━━━━━ EXTRACTED ENTRIES ━━━━━

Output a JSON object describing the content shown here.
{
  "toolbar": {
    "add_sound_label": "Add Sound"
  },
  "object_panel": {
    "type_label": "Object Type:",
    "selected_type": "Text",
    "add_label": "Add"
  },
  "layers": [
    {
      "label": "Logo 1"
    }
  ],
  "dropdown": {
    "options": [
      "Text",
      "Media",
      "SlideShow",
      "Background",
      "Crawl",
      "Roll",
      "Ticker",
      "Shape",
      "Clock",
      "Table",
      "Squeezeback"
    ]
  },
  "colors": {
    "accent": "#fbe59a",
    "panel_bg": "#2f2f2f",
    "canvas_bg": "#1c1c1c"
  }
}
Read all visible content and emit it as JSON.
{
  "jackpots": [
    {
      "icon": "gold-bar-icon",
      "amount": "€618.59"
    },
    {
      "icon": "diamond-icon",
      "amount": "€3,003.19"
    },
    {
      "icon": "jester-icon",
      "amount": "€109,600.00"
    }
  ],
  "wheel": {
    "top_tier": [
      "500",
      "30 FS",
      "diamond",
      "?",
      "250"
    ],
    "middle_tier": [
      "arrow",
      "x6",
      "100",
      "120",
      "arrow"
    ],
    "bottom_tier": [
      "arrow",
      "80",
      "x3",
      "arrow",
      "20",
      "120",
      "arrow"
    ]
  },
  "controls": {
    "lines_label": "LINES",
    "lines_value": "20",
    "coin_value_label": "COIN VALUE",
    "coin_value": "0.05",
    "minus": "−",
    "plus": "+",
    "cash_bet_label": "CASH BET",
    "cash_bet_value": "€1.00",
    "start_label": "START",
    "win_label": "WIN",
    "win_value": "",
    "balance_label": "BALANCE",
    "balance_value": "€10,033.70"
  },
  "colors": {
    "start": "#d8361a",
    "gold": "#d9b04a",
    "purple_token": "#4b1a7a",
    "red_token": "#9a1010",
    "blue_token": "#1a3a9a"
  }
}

━━━━━

▶ DIRECTIVE: Write out each line of the data above again, exactly as given.

▶ RESPONSE:
Output a JSON object describing the content shown here.
{
  "toolbar": {
    "add_sound_label": "Add Sound"
  },
  "object_panel": {
    "type_label": "Object Type:",
    "selected_type": "Text",
    "add_label": "Add"
  },
  "layers": [
    {
      "label": "Logo 1"
    }
  ],
  "dropdown": {
    "options": [
      "Text",
      "Media",
      "SlideShow",
      "Background",
      "Crawl",
      "Roll",
      "Ticker",
      "Shape",
      "Clock",
      "Table",
      "Squeezeback"
    ]
  },
  "colors": {
    "accent": "#fbe59a",
    "panel_bg": "#2f2f2f",
    "canvas_bg": "#1c1c1c"
  }
}
Read all visible content and emit it as JSON.
{
  "jackpots": [
    {
      "icon": "gold-bar-icon",
      "amount": "€618.59"
    },
    {
      "icon": "diamond-icon",
      "amount": "€3,003.19"
    },
    {
      "icon": "jester-icon",
      "amount": "€109,600.00"
    }
  ],
  "wheel": {
    "top_tier": [
      "500",
      "30 FS",
      "diamond",
      "?",
      "250"
    ],
    "middle_tier": [
      "arrow",
      "x6",
      "100",
      "120",
      "arrow"
    ],
    "bottom_tier": [
      "arrow",
      "80",
      "x3",
      "arrow",
      "20",
      "120",
      "arrow"
    ]
  },
  "controls": {
    "lines_label": "LINES",
    "lines_value": "20",
    "coin_value_label": "COIN VALUE",
    "coin_value": "0.05",
    "minus": "−",
    "plus": "+",
    "cash_bet_label": "CASH BET",
    "cash_bet_value": "€1.00",
    "start_label": "START",
    "win_label": "WIN",
    "win_value": "",
    "balance_label": "BALANCE",
    "balance_value": "€10,033.70"
  },
  "colors": {
    "start": "#d8361a",
    "gold": "#d9b04a",
    "purple_token": "#4b1a7a",
    "red_token": "#9a1010",
    "blue_token": "#1a3a9a"
  }
}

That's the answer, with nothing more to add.